Recorded data:
★ ★ ★
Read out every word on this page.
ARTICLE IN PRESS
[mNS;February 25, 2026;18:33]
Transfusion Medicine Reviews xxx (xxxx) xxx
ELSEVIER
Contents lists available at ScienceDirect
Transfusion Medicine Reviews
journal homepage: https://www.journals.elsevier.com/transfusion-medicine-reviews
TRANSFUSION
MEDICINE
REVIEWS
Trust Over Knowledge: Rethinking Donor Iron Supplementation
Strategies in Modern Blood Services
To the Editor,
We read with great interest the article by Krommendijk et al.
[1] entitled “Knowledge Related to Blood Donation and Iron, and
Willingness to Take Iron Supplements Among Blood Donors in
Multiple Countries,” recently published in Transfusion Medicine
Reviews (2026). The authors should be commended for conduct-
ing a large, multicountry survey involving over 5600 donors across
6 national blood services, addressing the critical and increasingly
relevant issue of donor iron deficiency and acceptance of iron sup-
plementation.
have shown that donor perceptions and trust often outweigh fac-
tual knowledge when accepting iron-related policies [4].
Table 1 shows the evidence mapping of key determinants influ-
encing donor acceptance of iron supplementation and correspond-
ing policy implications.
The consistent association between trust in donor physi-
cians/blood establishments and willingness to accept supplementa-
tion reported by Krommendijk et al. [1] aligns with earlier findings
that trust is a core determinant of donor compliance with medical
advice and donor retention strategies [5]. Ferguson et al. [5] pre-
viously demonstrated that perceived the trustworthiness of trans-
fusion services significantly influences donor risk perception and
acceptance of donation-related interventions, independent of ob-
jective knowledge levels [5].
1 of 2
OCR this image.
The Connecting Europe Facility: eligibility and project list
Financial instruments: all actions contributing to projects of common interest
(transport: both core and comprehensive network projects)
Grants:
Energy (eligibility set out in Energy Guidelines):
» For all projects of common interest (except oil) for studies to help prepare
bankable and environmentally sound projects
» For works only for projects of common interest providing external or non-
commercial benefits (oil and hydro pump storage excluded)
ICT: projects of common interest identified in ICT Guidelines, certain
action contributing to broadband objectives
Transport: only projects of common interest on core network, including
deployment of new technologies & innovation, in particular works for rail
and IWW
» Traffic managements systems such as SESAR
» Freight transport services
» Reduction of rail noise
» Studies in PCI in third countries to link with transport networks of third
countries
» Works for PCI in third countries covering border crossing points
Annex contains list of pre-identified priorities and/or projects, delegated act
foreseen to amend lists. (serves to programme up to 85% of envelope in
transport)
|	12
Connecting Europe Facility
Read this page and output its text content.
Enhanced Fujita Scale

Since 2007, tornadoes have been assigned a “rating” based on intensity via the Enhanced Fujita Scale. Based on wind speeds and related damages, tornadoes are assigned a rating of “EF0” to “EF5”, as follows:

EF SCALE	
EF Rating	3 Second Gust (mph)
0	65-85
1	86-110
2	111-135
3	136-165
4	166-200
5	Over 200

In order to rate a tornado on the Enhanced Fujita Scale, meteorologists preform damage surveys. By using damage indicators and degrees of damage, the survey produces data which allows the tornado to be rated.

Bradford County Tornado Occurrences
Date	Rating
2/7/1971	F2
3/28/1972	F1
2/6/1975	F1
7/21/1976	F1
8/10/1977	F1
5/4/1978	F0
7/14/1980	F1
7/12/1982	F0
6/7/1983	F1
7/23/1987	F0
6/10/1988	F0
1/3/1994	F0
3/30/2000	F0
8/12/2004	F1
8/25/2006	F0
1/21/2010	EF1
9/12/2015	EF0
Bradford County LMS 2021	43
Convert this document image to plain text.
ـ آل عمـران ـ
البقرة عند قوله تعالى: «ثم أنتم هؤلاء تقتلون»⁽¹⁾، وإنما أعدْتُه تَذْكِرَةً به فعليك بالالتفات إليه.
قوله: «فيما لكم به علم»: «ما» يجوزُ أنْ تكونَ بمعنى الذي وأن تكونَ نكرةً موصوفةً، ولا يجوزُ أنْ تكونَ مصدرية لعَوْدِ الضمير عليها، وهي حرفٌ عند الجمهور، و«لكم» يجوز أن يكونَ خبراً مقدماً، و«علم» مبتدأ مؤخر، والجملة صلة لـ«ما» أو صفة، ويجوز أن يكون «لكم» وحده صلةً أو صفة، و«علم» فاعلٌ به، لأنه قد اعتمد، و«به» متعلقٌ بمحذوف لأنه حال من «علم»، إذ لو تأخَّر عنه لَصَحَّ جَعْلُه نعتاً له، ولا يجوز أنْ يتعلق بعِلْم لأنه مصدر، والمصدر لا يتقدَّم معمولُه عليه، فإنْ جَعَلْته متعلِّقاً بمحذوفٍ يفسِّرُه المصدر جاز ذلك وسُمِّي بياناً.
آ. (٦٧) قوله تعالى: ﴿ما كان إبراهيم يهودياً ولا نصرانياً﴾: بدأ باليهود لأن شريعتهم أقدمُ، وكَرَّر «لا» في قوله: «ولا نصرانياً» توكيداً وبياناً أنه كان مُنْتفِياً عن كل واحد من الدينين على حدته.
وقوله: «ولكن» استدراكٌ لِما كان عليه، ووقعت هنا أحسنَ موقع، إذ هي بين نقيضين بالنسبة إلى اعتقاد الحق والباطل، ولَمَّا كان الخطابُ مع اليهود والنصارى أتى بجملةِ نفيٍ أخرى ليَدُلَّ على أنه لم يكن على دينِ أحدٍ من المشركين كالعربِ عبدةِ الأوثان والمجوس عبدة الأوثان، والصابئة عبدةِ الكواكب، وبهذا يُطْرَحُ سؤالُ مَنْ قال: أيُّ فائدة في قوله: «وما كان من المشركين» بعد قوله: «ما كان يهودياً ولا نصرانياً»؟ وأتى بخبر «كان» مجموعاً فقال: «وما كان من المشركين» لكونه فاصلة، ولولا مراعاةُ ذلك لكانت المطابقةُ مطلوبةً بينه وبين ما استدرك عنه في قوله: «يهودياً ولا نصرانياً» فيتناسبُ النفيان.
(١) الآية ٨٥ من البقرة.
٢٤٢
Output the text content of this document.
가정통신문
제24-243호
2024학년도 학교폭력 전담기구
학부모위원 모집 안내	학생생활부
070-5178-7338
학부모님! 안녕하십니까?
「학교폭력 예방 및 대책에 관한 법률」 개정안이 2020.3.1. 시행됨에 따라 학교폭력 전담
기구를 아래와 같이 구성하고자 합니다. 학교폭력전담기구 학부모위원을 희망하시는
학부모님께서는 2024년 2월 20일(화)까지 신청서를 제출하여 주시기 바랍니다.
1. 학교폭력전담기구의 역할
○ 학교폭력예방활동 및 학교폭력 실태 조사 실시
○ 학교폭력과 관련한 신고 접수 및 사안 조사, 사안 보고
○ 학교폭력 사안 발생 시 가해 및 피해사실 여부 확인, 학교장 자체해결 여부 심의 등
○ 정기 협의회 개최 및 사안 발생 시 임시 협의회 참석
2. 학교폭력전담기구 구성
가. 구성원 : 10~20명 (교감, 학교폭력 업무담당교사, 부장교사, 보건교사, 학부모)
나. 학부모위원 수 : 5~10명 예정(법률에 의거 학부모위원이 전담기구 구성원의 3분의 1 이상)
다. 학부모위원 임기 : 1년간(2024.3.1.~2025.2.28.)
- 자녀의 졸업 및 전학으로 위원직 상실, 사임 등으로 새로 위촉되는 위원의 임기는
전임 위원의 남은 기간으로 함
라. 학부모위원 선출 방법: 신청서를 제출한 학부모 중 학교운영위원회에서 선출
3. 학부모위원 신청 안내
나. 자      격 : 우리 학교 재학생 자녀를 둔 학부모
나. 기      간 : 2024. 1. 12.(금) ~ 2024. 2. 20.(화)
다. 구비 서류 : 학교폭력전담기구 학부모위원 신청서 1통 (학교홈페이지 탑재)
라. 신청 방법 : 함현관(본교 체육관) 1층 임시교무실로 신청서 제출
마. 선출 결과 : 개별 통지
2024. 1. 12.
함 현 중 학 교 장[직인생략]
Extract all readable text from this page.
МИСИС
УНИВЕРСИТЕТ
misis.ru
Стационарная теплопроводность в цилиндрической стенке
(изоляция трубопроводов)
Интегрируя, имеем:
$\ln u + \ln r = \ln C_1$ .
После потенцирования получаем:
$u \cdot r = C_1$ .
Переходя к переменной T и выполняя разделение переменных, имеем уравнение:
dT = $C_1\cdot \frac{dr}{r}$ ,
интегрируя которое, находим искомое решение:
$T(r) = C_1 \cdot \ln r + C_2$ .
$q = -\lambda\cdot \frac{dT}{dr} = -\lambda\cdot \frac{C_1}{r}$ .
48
★ ★ ★
### Aim of the exercise
Of the lines in the material, how many include "تعالى"? Respond with the number alone.

### Answer to the exercise
2